▸ The exercise
Repeat the material verbatim and drop the pictures.

[Items listed in a dataset]
__________________________________________________

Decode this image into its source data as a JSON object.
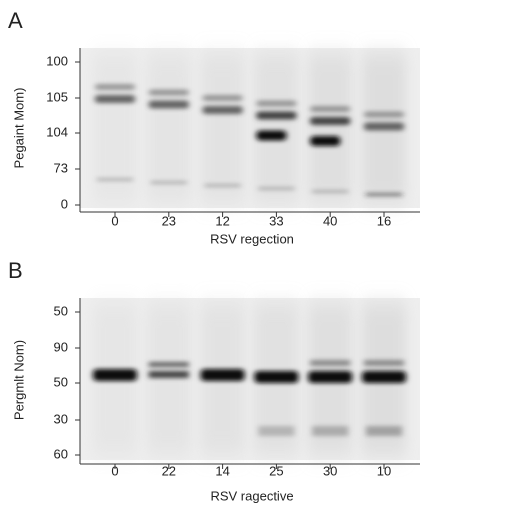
{
  "panels": [
    {
      "label": "A",
      "y_axis_title": "Pegaint Mom)",
      "y_labels": [
        "100",
        "105",
        "104",
        "73",
        "0"
      ],
      "x_labels": [
        "0",
        "23",
        "12",
        "33",
        "40",
        "16"
      ],
      "x_axis_title": "RSV regection"
    },
    {
      "label": "B",
      "y_axis_title": "Pergmlt Nom)",
      "y_labels": [
        "50",
        "90",
        "50",
        "30",
        "60"
      ],
      "x_labels": [
        "0",
        "22",
        "14",
        "25",
        "30",
        "10"
      ],
      "x_axis_title": "RSV ragective"
    }
  ]
}
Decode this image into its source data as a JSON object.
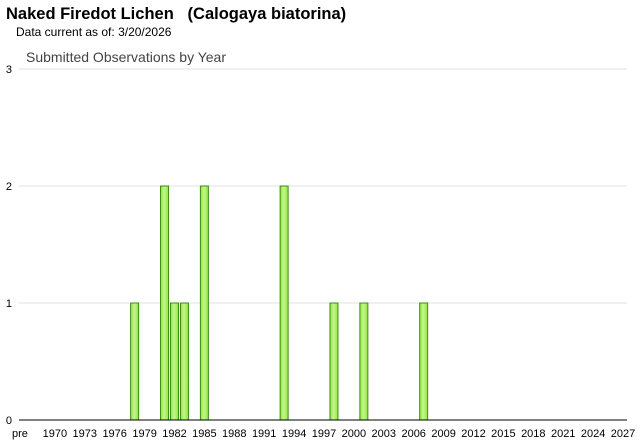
{
  "page": {
    "species_common": "Naked Firedot Lichen",
    "species_scientific": "(Calogaya biatorina)",
    "as_of_label": "Data current as of:",
    "as_of_date": "3/20/2026"
  },
  "colors": {
    "bar_fill": "#8ee63c",
    "bar_highlight": "#c6f58f",
    "bar_stroke": "#3c8f10",
    "grid": "#e2e2e2",
    "axis": "#000000"
  },
  "chart_data": {
    "type": "bar",
    "title": "Submitted Observations by Year",
    "xlabel": "",
    "ylabel": "",
    "ylim": [
      0,
      3
    ],
    "yticks": [
      0,
      1,
      2,
      3
    ],
    "grid": true,
    "legend": "none",
    "x_range": [
      1966.4,
      2027.4
    ],
    "xticks": [
      {
        "year": 1966.5,
        "label": "pre"
      },
      {
        "year": 1970,
        "label": "1970"
      },
      {
        "year": 1973,
        "label": "1973"
      },
      {
        "year": 1976,
        "label": "1976"
      },
      {
        "year": 1979,
        "label": "1979"
      },
      {
        "year": 1982,
        "label": "1982"
      },
      {
        "year": 1985,
        "label": "1985"
      },
      {
        "year": 1988,
        "label": "1988"
      },
      {
        "year": 1991,
        "label": "1991"
      },
      {
        "year": 1994,
        "label": "1994"
      },
      {
        "year": 1997,
        "label": "1997"
      },
      {
        "year": 2000,
        "label": "2000"
      },
      {
        "year": 2003,
        "label": "2003"
      },
      {
        "year": 2006,
        "label": "2006"
      },
      {
        "year": 2009,
        "label": "2009"
      },
      {
        "year": 2012,
        "label": "2012"
      },
      {
        "year": 2015,
        "label": "2015"
      },
      {
        "year": 2018,
        "label": "2018"
      },
      {
        "year": 2021,
        "label": "2021"
      },
      {
        "year": 2024,
        "label": "2024"
      },
      {
        "year": 2027,
        "label": "2027"
      }
    ],
    "x": [
      1978,
      1981,
      1982,
      1983,
      1985,
      1993,
      1998,
      2001,
      2007
    ],
    "values": [
      1,
      2,
      1,
      1,
      2,
      2,
      1,
      1,
      1
    ]
  }
}
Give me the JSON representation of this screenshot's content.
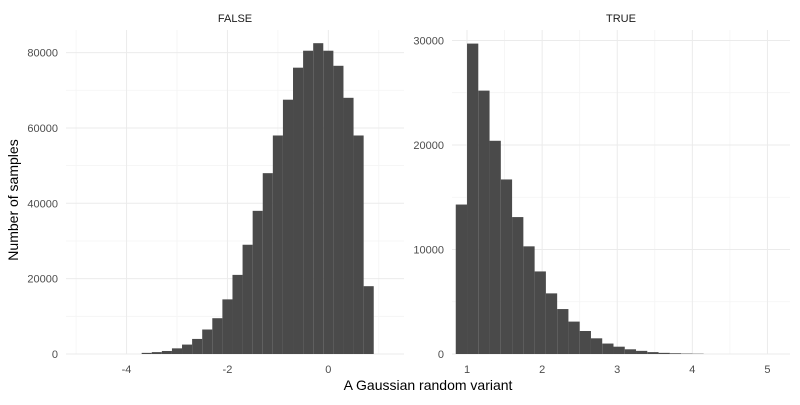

__________________________________________________

▸ Answer below
Decode this image into its source data as a JSON object.
{
  "panels": [
    {
      "label": "A",
      "y_axis_title": "Pegaint Mom)",
      "y_labels": [
        "100",
        "105",
        "104",
        "73",
        "0"
      ],
      "x_labels": [
        "0",
        "23",
        "12",
        "33",
        "40",
        "16"
      ],
      "x_axis_title": "RSV regection"
    },
    {
      "label": "B",
      "y_axis_title": "Pergmlt Nom)",
      "y_labels": [
        "50",
        "90",
        "50",
        "30",
        "60"
      ],
      "x_labels": [
        "0",
        "22",
        "14",
        "25",
        "30",
        "10"
      ],
      "x_axis_title": "RSV ragective"
    }
  ]
}
Decode this image into its source data as a JSON object.
{
  "page": {
    "species_common": "Naked Firedot Lichen",
    "species_scientific": "(Calogaya biatorina)",
    "as_of_label": "Data current as of:",
    "as_of_date": "3/20/2026"
  },
  "colors": {
    "bar_fill": "#8ee63c",
    "bar_highlight": "#c6f58f",
    "bar_stroke": "#3c8f10",
    "grid": "#e2e2e2",
    "axis": "#000000"
  },
  "chart_data": {
    "type": "bar",
    "title": "Submitted Observations by Year",
    "xlabel": "",
    "ylabel": "",
    "ylim": [
      0,
      3
    ],
    "yticks": [
      0,
      1,
      2,
      3
    ],
    "grid": true,
    "legend": "none",
    "x_range": [
      1966.4,
      2027.4
    ],
    "xticks": [
      {
        "year": 1966.5,
        "label": "pre"
      },
      {
        "year": 1970,
        "label": "1970"
      },
      {
        "year": 1973,
        "label": "1973"
      },
      {
        "year": 1976,
        "label": "1976"
      },
      {
        "year": 1979,
        "label": "1979"
      },
      {
        "year": 1982,
        "label": "1982"
      },
      {
        "year": 1985,
        "label": "1985"
      },
      {
        "year": 1988,
        "label": "1988"
      },
      {
        "year": 1991,
        "label": "1991"
      },
      {
        "year": 1994,
        "label": "1994"
      },
      {
        "year": 1997,
        "label": "1997"
      },
      {
        "year": 2000,
        "label": "2000"
      },
      {
        "year": 2003,
        "label": "2003"
      },
      {
        "year": 2006,
        "label": "2006"
      },
      {
        "year": 2009,
        "label": "2009"
      },
      {
        "year": 2012,
        "label": "2012"
      },
      {
        "year": 2015,
        "label": "2015"
      },
      {
        "year": 2018,
        "label": "2018"
      },
      {
        "year": 2021,
        "label": "2021"
      },
      {
        "year": 2024,
        "label": "2024"
      },
      {
        "year": 2027,
        "label": "2027"
      }
    ],
    "x": [
      1978,
      1981,
      1982,
      1983,
      1985,
      1993,
      1998,
      2001,
      2007
    ],
    "values": [
      1,
      2,
      1,
      1,
      2,
      2,
      1,
      1,
      1
    ]
  }
}
Give me the JSON representation of this screenshot's content.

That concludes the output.